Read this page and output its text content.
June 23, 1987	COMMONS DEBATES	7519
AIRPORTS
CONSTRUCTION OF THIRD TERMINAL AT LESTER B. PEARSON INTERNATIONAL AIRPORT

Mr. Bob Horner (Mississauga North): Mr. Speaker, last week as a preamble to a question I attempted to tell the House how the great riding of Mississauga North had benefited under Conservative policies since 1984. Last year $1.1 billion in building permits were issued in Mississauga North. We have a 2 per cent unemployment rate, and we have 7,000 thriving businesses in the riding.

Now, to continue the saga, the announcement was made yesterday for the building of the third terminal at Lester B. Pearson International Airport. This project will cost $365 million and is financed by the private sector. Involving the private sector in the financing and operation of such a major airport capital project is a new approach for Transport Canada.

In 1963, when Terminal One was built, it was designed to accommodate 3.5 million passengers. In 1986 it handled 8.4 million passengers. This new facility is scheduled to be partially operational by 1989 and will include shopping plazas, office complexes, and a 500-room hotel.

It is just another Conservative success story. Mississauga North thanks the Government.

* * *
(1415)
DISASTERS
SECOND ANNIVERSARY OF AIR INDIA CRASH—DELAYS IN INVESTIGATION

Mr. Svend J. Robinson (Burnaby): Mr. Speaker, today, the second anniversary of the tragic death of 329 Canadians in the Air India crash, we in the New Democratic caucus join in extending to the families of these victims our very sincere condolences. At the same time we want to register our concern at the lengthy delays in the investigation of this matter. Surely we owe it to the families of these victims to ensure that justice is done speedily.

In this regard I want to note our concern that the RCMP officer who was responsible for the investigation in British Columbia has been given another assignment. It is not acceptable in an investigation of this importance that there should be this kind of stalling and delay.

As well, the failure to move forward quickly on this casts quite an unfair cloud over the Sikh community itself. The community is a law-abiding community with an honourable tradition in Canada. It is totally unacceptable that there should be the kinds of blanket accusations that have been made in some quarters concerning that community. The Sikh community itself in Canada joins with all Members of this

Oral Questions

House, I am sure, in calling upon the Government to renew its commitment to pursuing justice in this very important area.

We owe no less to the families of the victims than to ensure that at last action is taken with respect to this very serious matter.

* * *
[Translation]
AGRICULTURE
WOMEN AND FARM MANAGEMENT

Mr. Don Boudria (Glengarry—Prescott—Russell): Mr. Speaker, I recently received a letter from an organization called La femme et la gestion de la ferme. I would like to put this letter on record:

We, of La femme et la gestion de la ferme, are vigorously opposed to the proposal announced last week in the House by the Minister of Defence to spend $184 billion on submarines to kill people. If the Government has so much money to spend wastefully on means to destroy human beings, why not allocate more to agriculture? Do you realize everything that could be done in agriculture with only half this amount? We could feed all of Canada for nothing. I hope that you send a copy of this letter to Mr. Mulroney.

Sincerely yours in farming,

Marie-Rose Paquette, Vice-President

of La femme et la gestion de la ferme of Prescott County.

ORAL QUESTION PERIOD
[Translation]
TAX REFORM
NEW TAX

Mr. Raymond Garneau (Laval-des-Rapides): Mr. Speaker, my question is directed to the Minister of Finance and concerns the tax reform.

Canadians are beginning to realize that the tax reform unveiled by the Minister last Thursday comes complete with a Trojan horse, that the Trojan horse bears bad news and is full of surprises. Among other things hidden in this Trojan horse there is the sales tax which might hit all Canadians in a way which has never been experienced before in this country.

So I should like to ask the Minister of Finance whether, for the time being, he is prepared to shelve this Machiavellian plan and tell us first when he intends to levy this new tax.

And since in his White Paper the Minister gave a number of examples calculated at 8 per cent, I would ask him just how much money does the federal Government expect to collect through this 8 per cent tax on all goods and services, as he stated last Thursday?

What this task involves. Copy each line that contains the word "Prescott".

Written response.
Mr. Don Boudria (Glengarry—Prescott—Russell): Mr. Speaker, I recently received a letter from an organization called La femme et la gestion de la ferme. I would like to put this letter on record:
of La femme et la gestion de la ferme of Prescott County.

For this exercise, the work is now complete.